[Figure data in JSON]

>>>

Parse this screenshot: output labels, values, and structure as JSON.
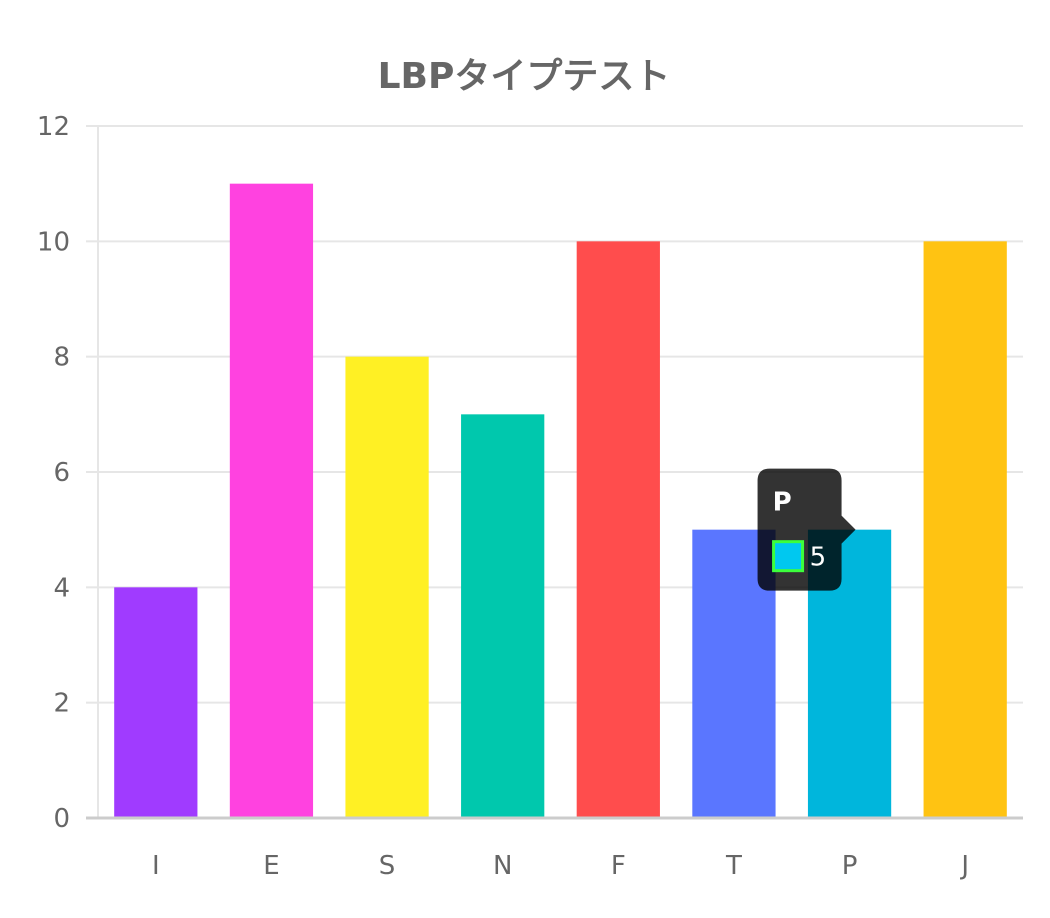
{
  "chart_data": {
    "type": "bar",
    "title": "LBPタイプテスト",
    "categories": [
      "I",
      "E",
      "S",
      "N",
      "F",
      "T",
      "P",
      "J"
    ],
    "values": [
      4,
      11,
      8,
      7,
      10,
      5,
      5,
      10
    ],
    "colors": [
      "#a03bff",
      "#ff42e0",
      "#fff024",
      "#00c8ad",
      "#ff4d4d",
      "#5a76ff",
      "#00b6dc",
      "#ffc312"
    ],
    "ylim": [
      0,
      12
    ],
    "yticks": [
      0,
      2,
      4,
      6,
      8,
      10,
      12
    ],
    "grid": true,
    "legend": "none"
  },
  "tooltip": {
    "category": "P",
    "value": "5",
    "swatch_color": "#00c8f0",
    "swatch_border": "#3cff3c"
  },
  "colors": {
    "text": "#666666",
    "grid": "#e6e6e6",
    "axis": "#cccccc",
    "tooltip_bg": "#000000"
  }
}
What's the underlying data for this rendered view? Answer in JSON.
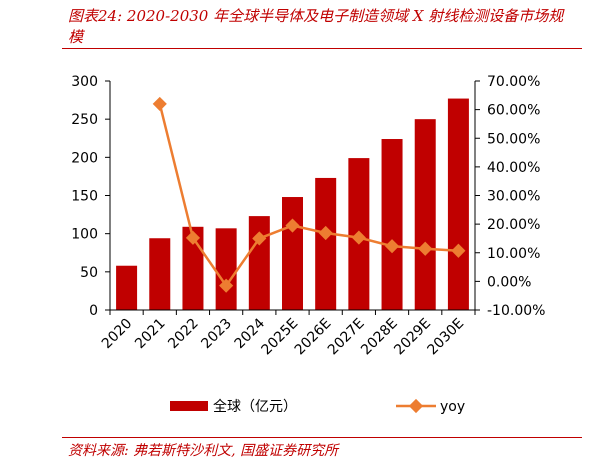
{
  "header": {
    "title": "图表24: 2020-2030 年全球半导体及电子制造领域 X 射线检测设备市场规模"
  },
  "footer": {
    "source": "资料来源: 弗若斯特沙利文, 国盛证券研究所"
  },
  "chart_data": {
    "type": "bar",
    "title": "",
    "xlabel": "",
    "ylabel": "",
    "categories": [
      "2020",
      "2021",
      "2022",
      "2023",
      "2024",
      "2025E",
      "2026E",
      "2027E",
      "2028E",
      "2029E",
      "2030E"
    ],
    "series": [
      {
        "name": "全球（亿元）",
        "type": "bar",
        "axis": "left",
        "color": "#c00000",
        "values": [
          58,
          94,
          109,
          107,
          123,
          148,
          173,
          199,
          224,
          250,
          277
        ]
      },
      {
        "name": "yoy",
        "type": "line",
        "axis": "right",
        "color": "#ed7d31",
        "values": [
          null,
          62.0,
          15.2,
          -1.5,
          15.0,
          19.5,
          16.9,
          15.3,
          12.3,
          11.4,
          10.7
        ]
      }
    ],
    "ylim": [
      0,
      300
    ],
    "yticks": [
      0,
      50,
      100,
      150,
      200,
      250,
      300
    ],
    "y2lim": [
      -10,
      70
    ],
    "y2ticks": [
      "-10.00%",
      "0.00%",
      "10.00%",
      "20.00%",
      "30.00%",
      "40.00%",
      "50.00%",
      "60.00%",
      "70.00%"
    ],
    "grid": false,
    "legend_position": "bottom"
  }
}
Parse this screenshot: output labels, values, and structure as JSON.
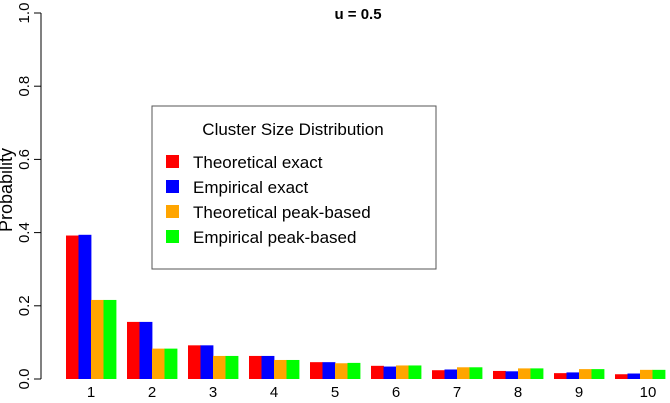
{
  "chart_data": {
    "type": "bar",
    "title": "u = 0.5",
    "xlabel": "",
    "ylabel": "Probability",
    "ylim": [
      0,
      1.0
    ],
    "yticks": [
      "0.0",
      "0.2",
      "0.4",
      "0.6",
      "0.8",
      "1.0"
    ],
    "categories": [
      "1",
      "2",
      "3",
      "4",
      "5",
      "6",
      "7",
      "8",
      "9",
      "10"
    ],
    "legend": {
      "title": "Cluster Size Distribution",
      "position": "center"
    },
    "grid": false,
    "series": [
      {
        "name": "Theoretical exact",
        "color": "#ff0000",
        "values": [
          0.392,
          0.156,
          0.092,
          0.063,
          0.046,
          0.036,
          0.024,
          0.022,
          0.016,
          0.013
        ]
      },
      {
        "name": "Empirical exact",
        "color": "#0000ff",
        "values": [
          0.394,
          0.156,
          0.092,
          0.063,
          0.046,
          0.034,
          0.026,
          0.021,
          0.018,
          0.015
        ]
      },
      {
        "name": "Theoretical peak-based",
        "color": "#ffa500",
        "values": [
          0.216,
          0.083,
          0.063,
          0.052,
          0.043,
          0.037,
          0.032,
          0.029,
          0.027,
          0.025
        ]
      },
      {
        "name": "Empirical peak-based",
        "color": "#00ff00",
        "values": [
          0.216,
          0.083,
          0.063,
          0.052,
          0.044,
          0.037,
          0.032,
          0.029,
          0.027,
          0.025
        ]
      }
    ]
  }
}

<<<

> **Aim of the exercise**: Give back every line exactly as it stands, pictures excluded.

> **Exercise result**:
Parse this screenshot: output labels, values, and structure as JSON.
{
  "chart_data": {
    "type": "bar",
    "title": "LBPタイプテスト",
    "categories": [
      "I",
      "E",
      "S",
      "N",
      "F",
      "T",
      "P",
      "J"
    ],
    "values": [
      4,
      11,
      8,
      7,
      10,
      5,
      5,
      10
    ],
    "colors": [
      "#a03bff",
      "#ff42e0",
      "#fff024",
      "#00c8ad",
      "#ff4d4d",
      "#5a76ff",
      "#00b6dc",
      "#ffc312"
    ],
    "ylim": [
      0,
      12
    ],
    "yticks": [
      0,
      2,
      4,
      6,
      8,
      10,
      12
    ],
    "grid": true,
    "legend": "none"
  },
  "tooltip": {
    "category": "P",
    "value": "5",
    "swatch_color": "#00c8f0",
    "swatch_border": "#3cff3c"
  },
  "colors": {
    "text": "#666666",
    "grid": "#e6e6e6",
    "axis": "#cccccc",
    "tooltip_bg": "#000000"
  }
}
What's the underlying data for this rendered view? Answer in JSON.
{
  "header": {
    "title": "图表24: 2020-2030 年全球半导体及电子制造领域 X 射线检测设备市场规模"
  },
  "footer": {
    "source": "资料来源: 弗若斯特沙利文, 国盛证券研究所"
  },
  "chart_data": {
    "type": "bar",
    "title": "",
    "xlabel": "",
    "ylabel": "",
    "categories": [
      "2020",
      "2021",
      "2022",
      "2023",
      "2024",
      "2025E",
      "2026E",
      "2027E",
      "2028E",
      "2029E",
      "2030E"
    ],
    "series": [
      {
        "name": "全球（亿元）",
        "type": "bar",
        "axis": "left",
        "color": "#c00000",
        "values": [
          58,
          94,
          109,
          107,
          123,
          148,
          173,
          199,
          224,
          250,
          277
        ]
      },
      {
        "name": "yoy",
        "type": "line",
        "axis": "right",
        "color": "#ed7d31",
        "values": [
          null,
          62.0,
          15.2,
          -1.5,
          15.0,
          19.5,
          16.9,
          15.3,
          12.3,
          11.4,
          10.7
        ]
      }
    ],
    "ylim": [
      0,
      300
    ],
    "yticks": [
      0,
      50,
      100,
      150,
      200,
      250,
      300
    ],
    "y2lim": [
      -10,
      70
    ],
    "y2ticks": [
      "-10.00%",
      "0.00%",
      "10.00%",
      "20.00%",
      "30.00%",
      "40.00%",
      "50.00%",
      "60.00%",
      "70.00%"
    ],
    "grid": false,
    "legend_position": "bottom"
  }
}
Parse this screenshot: output labels, values, and structure as JSON.
{
  "chart_data": {
    "type": "bar",
    "title": "u = 0.5",
    "xlabel": "",
    "ylabel": "Probability",
    "ylim": [
      0,
      1.0
    ],
    "yticks": [
      "0.0",
      "0.2",
      "0.4",
      "0.6",
      "0.8",
      "1.0"
    ],
    "categories": [
      "1",
      "2",
      "3",
      "4",
      "5",
      "6",
      "7",
      "8",
      "9",
      "10"
    ],
    "legend": {
      "title": "Cluster Size Distribution",
      "position": "center"
    },
    "grid": false,
    "series": [
      {
        "name": "Theoretical exact",
        "color": "#ff0000",
        "values": [
          0.392,
          0.156,
          0.092,
          0.063,
          0.046,
          0.036,
          0.024,
          0.022,
          0.016,
          0.013
        ]
      },
      {
        "name": "Empirical exact",
        "color": "#0000ff",
        "values": [
          0.394,
          0.156,
          0.092,
          0.063,
          0.046,
          0.034,
          0.026,
          0.021,
          0.018,
          0.015
        ]
      },
      {
        "name": "Theoretical peak-based",
        "color": "#ffa500",
        "values": [
          0.216,
          0.083,
          0.063,
          0.052,
          0.043,
          0.037,
          0.032,
          0.029,
          0.027,
          0.025
        ]
      },
      {
        "name": "Empirical peak-based",
        "color": "#00ff00",
        "values": [
          0.216,
          0.083,
          0.063,
          0.052,
          0.044,
          0.037,
          0.032,
          0.029,
          0.027,
          0.025
        ]
      }
    ]
  }
}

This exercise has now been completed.